== Request ==
Find the line containing "Read out every word on this page.". Reproduce it and every line after it up to the end of the records, exactly as written.

_ _ _ _ _

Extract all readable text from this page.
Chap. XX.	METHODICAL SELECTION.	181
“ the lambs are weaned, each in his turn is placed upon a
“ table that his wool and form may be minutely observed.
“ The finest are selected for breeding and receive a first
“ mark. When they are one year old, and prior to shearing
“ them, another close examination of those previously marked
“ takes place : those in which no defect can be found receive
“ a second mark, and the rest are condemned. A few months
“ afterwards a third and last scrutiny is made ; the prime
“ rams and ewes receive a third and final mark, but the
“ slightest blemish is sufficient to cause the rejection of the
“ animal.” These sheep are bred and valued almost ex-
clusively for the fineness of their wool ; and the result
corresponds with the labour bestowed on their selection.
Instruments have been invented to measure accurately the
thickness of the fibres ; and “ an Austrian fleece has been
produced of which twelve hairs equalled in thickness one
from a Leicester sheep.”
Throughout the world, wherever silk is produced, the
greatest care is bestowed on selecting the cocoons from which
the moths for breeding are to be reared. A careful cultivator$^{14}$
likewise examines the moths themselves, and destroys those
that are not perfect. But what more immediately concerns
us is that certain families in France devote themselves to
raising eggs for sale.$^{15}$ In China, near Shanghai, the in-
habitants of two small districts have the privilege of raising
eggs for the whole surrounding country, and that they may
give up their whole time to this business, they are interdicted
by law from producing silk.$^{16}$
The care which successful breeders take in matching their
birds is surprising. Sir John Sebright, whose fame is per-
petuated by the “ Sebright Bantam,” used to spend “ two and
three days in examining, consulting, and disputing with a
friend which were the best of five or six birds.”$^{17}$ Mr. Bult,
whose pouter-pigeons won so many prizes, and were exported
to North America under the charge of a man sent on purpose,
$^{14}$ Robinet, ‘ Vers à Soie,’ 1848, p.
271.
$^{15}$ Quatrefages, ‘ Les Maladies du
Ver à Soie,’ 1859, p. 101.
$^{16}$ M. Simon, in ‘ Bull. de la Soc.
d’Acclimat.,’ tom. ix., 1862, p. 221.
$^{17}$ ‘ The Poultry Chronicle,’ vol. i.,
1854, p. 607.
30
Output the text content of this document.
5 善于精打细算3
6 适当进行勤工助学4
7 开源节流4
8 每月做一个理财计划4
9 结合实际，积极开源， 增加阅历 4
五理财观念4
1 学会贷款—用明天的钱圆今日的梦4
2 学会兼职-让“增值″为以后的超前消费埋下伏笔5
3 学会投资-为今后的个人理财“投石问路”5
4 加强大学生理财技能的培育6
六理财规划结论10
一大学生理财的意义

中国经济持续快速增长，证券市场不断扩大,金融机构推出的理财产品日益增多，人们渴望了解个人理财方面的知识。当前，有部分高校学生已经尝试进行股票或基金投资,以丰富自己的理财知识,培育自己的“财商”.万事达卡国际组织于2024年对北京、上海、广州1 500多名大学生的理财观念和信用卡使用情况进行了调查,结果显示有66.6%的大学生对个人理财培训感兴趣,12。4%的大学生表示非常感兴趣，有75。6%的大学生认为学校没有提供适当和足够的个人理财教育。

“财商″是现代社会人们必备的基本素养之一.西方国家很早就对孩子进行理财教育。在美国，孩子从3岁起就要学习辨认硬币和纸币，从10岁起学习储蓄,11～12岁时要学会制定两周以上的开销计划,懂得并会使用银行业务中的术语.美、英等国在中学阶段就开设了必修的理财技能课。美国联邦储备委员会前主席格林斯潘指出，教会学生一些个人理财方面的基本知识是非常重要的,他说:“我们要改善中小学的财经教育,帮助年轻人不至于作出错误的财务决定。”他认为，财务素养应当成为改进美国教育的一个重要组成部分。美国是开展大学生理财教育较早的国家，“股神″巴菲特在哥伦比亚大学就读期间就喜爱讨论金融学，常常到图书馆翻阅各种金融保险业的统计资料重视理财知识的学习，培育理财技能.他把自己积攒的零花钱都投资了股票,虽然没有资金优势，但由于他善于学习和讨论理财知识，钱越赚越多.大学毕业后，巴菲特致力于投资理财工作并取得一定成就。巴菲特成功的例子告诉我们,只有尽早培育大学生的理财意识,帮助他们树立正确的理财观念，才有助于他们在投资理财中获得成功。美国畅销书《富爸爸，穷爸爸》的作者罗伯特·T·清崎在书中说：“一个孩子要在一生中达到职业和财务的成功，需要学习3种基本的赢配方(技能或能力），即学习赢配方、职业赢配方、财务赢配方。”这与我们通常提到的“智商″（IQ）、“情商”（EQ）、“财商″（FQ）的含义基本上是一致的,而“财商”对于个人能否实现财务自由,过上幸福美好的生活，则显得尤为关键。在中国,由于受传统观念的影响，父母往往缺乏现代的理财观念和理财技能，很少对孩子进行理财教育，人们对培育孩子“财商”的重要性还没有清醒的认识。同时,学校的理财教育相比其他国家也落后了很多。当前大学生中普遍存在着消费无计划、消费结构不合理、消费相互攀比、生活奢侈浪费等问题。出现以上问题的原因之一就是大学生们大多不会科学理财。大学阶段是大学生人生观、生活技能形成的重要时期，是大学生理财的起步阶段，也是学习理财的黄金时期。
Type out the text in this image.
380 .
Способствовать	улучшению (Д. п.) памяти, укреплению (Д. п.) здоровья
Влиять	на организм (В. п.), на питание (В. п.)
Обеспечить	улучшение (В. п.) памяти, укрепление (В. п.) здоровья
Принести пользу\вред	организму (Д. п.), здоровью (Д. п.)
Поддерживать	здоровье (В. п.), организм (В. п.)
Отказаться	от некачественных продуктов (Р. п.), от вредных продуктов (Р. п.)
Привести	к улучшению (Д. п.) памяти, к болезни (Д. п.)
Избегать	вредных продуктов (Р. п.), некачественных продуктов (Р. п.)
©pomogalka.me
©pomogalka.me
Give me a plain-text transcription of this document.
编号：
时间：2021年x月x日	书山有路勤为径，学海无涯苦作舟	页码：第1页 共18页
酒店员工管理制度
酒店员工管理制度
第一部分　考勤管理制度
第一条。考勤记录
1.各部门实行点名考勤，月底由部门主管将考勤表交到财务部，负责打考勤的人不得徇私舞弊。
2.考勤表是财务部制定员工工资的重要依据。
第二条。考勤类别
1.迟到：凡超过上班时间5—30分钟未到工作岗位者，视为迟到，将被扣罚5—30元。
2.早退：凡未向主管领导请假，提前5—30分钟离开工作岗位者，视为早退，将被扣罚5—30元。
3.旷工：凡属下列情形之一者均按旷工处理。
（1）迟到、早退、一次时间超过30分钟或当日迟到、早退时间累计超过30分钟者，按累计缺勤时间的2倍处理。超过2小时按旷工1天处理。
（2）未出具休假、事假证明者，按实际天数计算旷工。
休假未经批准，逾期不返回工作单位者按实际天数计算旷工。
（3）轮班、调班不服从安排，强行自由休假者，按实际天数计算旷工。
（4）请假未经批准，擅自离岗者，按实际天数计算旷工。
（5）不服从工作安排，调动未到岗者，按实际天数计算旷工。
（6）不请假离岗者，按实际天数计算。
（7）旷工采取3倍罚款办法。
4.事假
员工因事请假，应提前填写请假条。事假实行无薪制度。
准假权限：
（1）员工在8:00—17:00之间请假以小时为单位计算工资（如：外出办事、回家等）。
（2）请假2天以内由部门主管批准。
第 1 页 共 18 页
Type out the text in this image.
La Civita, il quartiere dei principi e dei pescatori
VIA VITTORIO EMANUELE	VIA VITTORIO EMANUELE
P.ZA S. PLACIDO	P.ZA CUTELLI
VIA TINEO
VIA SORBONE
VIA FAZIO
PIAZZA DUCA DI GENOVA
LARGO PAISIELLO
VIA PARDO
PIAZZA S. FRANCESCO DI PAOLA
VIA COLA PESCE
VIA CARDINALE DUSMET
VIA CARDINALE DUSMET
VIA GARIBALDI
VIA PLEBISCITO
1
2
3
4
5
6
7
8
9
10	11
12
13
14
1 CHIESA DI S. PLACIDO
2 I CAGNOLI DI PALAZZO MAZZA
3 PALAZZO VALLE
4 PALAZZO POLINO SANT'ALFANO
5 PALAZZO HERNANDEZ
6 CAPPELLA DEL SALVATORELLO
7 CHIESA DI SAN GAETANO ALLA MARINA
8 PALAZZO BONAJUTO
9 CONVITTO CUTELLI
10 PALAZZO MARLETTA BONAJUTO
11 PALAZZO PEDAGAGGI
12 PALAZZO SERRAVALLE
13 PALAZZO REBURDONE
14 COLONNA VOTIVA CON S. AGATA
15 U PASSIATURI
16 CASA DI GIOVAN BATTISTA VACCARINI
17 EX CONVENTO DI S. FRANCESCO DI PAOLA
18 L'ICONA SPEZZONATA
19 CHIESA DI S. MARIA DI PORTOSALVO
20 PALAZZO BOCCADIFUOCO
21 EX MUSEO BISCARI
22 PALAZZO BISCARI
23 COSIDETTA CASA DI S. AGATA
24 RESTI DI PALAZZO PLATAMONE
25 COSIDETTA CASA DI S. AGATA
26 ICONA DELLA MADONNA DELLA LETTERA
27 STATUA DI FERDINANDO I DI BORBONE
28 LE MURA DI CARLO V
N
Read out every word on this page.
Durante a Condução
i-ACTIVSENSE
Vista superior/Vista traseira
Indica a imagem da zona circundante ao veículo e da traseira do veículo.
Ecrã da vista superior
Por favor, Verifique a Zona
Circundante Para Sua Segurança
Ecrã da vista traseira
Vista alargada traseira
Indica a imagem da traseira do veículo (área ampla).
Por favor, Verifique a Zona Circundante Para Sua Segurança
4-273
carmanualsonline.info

_ _ _ _ _

== Exercise output ==
Read out every word on this page.
Durante a Condução
i-ACTIVSENSE
Vista superior/Vista traseira
Indica a imagem da zona circundante ao veículo e da traseira do veículo.
Ecrã da vista superior
Por favor, Verifique a Zona
Circundante Para Sua Segurança
Ecrã da vista traseira
Vista alargada traseira
Indica a imagem da traseira do veículo (área ampla).
Por favor, Verifique a Zona Circundante Para Sua Segurança
4-273
carmanualsonline.info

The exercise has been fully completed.